- _Extracted material_
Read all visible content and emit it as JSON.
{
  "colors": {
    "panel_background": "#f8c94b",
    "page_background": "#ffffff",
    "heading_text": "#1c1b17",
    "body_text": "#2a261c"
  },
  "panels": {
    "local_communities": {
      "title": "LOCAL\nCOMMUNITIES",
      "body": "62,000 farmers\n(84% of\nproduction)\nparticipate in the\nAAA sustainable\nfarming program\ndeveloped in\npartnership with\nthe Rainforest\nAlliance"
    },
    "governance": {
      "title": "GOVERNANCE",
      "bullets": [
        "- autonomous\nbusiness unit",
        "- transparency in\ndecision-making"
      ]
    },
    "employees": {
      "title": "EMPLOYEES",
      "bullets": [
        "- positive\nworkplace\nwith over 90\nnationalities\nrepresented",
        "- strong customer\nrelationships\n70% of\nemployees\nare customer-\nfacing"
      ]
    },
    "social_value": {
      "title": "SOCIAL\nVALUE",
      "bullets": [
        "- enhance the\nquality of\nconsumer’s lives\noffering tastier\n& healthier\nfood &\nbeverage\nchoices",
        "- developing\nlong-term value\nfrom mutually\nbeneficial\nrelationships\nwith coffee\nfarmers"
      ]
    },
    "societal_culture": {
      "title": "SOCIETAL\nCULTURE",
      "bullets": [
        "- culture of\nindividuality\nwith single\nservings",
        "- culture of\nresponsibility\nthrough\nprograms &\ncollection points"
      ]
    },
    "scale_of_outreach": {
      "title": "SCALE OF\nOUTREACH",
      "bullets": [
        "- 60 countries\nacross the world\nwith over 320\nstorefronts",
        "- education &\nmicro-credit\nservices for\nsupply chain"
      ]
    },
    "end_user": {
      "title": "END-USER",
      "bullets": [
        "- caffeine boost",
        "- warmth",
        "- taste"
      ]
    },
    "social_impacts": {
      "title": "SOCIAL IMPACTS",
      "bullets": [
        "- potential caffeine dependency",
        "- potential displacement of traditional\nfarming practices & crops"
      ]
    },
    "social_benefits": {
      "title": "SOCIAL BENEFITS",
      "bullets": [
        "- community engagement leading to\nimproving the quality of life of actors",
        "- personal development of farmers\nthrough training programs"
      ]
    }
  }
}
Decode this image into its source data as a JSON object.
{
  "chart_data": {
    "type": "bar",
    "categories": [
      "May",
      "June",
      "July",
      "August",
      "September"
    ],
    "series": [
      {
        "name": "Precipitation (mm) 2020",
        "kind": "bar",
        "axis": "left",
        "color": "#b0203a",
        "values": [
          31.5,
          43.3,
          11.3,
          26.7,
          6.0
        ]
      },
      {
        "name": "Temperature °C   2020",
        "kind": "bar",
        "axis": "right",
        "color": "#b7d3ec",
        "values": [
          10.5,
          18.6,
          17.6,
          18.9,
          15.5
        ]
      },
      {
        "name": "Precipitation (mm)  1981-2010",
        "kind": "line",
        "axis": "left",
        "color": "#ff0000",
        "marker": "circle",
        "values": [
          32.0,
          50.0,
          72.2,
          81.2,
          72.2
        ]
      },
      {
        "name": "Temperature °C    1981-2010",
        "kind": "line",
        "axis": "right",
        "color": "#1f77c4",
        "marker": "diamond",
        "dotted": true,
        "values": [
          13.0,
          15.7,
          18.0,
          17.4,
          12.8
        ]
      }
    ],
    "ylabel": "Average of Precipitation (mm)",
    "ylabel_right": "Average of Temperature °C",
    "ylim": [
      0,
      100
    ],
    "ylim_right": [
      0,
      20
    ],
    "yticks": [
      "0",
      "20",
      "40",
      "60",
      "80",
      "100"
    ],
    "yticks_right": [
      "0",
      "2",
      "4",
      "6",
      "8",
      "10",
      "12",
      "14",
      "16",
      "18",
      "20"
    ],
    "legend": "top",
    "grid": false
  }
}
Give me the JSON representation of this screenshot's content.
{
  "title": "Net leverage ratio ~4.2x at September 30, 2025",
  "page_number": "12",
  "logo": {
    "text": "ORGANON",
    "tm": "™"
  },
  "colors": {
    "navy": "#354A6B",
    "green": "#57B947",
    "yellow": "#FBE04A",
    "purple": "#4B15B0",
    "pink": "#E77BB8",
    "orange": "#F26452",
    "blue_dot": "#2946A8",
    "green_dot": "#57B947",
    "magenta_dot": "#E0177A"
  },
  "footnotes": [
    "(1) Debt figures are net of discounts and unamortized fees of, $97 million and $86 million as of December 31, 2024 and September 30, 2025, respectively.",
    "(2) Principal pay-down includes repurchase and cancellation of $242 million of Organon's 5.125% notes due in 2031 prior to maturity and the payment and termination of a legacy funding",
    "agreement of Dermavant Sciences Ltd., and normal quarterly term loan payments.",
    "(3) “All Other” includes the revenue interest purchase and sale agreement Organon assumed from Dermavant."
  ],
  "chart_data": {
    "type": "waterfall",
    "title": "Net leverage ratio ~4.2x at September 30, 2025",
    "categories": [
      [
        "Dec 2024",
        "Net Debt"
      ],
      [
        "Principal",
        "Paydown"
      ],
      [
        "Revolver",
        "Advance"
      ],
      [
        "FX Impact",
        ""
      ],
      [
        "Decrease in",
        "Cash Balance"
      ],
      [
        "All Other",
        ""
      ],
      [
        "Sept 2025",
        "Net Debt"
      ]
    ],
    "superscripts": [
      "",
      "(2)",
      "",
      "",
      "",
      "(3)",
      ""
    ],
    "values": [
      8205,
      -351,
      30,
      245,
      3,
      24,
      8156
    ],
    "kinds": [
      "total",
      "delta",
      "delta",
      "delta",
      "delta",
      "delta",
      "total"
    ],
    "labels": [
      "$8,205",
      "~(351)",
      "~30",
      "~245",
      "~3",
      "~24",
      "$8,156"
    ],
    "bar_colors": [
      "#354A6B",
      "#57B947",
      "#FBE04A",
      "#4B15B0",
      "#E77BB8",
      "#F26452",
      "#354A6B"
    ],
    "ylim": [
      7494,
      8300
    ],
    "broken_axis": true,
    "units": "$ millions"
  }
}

- _What to produce_
The listing above must be transcribed exactly, line by line.

- _Correct response_
Read all visible content and emit it as JSON.
{
  "colors": {
    "panel_background": "#f8c94b",
    "page_background": "#ffffff",
    "heading_text": "#1c1b17",
    "body_text": "#2a261c"
  },
  "panels": {
    "local_communities": {
      "title": "LOCAL\nCOMMUNITIES",
      "body": "62,000 farmers\n(84% of\nproduction)\nparticipate in the\nAAA sustainable\nfarming program\ndeveloped in\npartnership with\nthe Rainforest\nAlliance"
    },
    "governance": {
      "title": "GOVERNANCE",
      "bullets": [
        "- autonomous\nbusiness unit",
        "- transparency in\ndecision-making"
      ]
    },
    "employees": {
      "title": "EMPLOYEES",
      "bullets": [
        "- positive\nworkplace\nwith over 90\nnationalities\nrepresented",
        "- strong customer\nrelationships\n70% of\nemployees\nare customer-\nfacing"
      ]
    },
    "social_value": {
      "title": "SOCIAL\nVALUE",
      "bullets": [
        "- enhance the\nquality of\nconsumer’s lives\noffering tastier\n& healthier\nfood &\nbeverage\nchoices",
        "- developing\nlong-term value\nfrom mutually\nbeneficial\nrelationships\nwith coffee\nfarmers"
      ]
    },
    "societal_culture": {
      "title": "SOCIETAL\nCULTURE",
      "bullets": [
        "- culture of\nindividuality\nwith single\nservings",
        "- culture of\nresponsibility\nthrough\nprograms &\ncollection points"
      ]
    },
    "scale_of_outreach": {
      "title": "SCALE OF\nOUTREACH",
      "bullets": [
        "- 60 countries\nacross the world\nwith over 320\nstorefronts",
        "- education &\nmicro-credit\nservices for\nsupply chain"
      ]
    },
    "end_user": {
      "title": "END-USER",
      "bullets": [
        "- caffeine boost",
        "- warmth",
        "- taste"
      ]
    },
    "social_impacts": {
      "title": "SOCIAL IMPACTS",
      "bullets": [
        "- potential caffeine dependency",
        "- potential displacement of traditional\nfarming practices & crops"
      ]
    },
    "social_benefits": {
      "title": "SOCIAL BENEFITS",
      "bullets": [
        "- community engagement leading to\nimproving the quality of life of actors",
        "- personal development of farmers\nthrough training programs"
      ]
    }
  }
}
Decode this image into its source data as a JSON object.
{
  "chart_data": {
    "type": "bar",
    "categories": [
      "May",
      "June",
      "July",
      "August",
      "September"
    ],
    "series": [
      {
        "name": "Precipitation (mm) 2020",
        "kind": "bar",
        "axis": "left",
        "color": "#b0203a",
        "values": [
          31.5,
          43.3,
          11.3,
          26.7,
          6.0
        ]
      },
      {
        "name": "Temperature °C   2020",
        "kind": "bar",
        "axis": "right",
        "color": "#b7d3ec",
        "values": [
          10.5,
          18.6,
          17.6,
          18.9,
          15.5
        ]
      },
      {
        "name": "Precipitation (mm)  1981-2010",
        "kind": "line",
        "axis": "left",
        "color": "#ff0000",
        "marker": "circle",
        "values": [
          32.0,
          50.0,
          72.2,
          81.2,
          72.2
        ]
      },
      {
        "name": "Temperature °C    1981-2010",
        "kind": "line",
        "axis": "right",
        "color": "#1f77c4",
        "marker": "diamond",
        "dotted": true,
        "values": [
          13.0,
          15.7,
          18.0,
          17.4,
          12.8
        ]
      }
    ],
    "ylabel": "Average of Precipitation (mm)",
    "ylabel_right": "Average of Temperature °C",
    "ylim": [
      0,
      100
    ],
    "ylim_right": [
      0,
      20
    ],
    "yticks": [
      "0",
      "20",
      "40",
      "60",
      "80",
      "100"
    ],
    "yticks_right": [
      "0",
      "2",
      "4",
      "6",
      "8",
      "10",
      "12",
      "14",
      "16",
      "18",
      "20"
    ],
    "legend": "top",
    "grid": false
  }
}
Give me the JSON representation of this screenshot's content.
{
  "title": "Net leverage ratio ~4.2x at September 30, 2025",
  "page_number": "12",
  "logo": {
    "text": "ORGANON",
    "tm": "™"
  },
  "colors": {
    "navy": "#354A6B",
    "green": "#57B947",
    "yellow": "#FBE04A",
    "purple": "#4B15B0",
    "pink": "#E77BB8",
    "orange": "#F26452",
    "blue_dot": "#2946A8",
    "green_dot": "#57B947",
    "magenta_dot": "#E0177A"
  },
  "footnotes": [
    "(1) Debt figures are net of discounts and unamortized fees of, $97 million and $86 million as of December 31, 2024 and September 30, 2025, respectively.",
    "(2) Principal pay-down includes repurchase and cancellation of $242 million of Organon's 5.125% notes due in 2031 prior to maturity and the payment and termination of a legacy funding",
    "agreement of Dermavant Sciences Ltd., and normal quarterly term loan payments.",
    "(3) “All Other” includes the revenue interest purchase and sale agreement Organon assumed from Dermavant."
  ],
  "chart_data": {
    "type": "waterfall",
    "title": "Net leverage ratio ~4.2x at September 30, 2025",
    "categories": [
      [
        "Dec 2024",
        "Net Debt"
      ],
      [
        "Principal",
        "Paydown"
      ],
      [
        "Revolver",
        "Advance"
      ],
      [
        "FX Impact",
        ""
      ],
      [
        "Decrease in",
        "Cash Balance"
      ],
      [
        "All Other",
        ""
      ],
      [
        "Sept 2025",
        "Net Debt"
      ]
    ],
    "superscripts": [
      "",
      "(2)",
      "",
      "",
      "",
      "(3)",
      ""
    ],
    "values": [
      8205,
      -351,
      30,
      245,
      3,
      24,
      8156
    ],
    "kinds": [
      "total",
      "delta",
      "delta",
      "delta",
      "delta",
      "delta",
      "total"
    ],
    "labels": [
      "$8,205",
      "~(351)",
      "~30",
      "~245",
      "~3",
      "~24",
      "$8,156"
    ],
    "bar_colors": [
      "#354A6B",
      "#57B947",
      "#FBE04A",
      "#4B15B0",
      "#E77BB8",
      "#F26452",
      "#354A6B"
    ],
    "ylim": [
      7494,
      8300
    ],
    "broken_axis": true,
    "units": "$ millions"
  }
}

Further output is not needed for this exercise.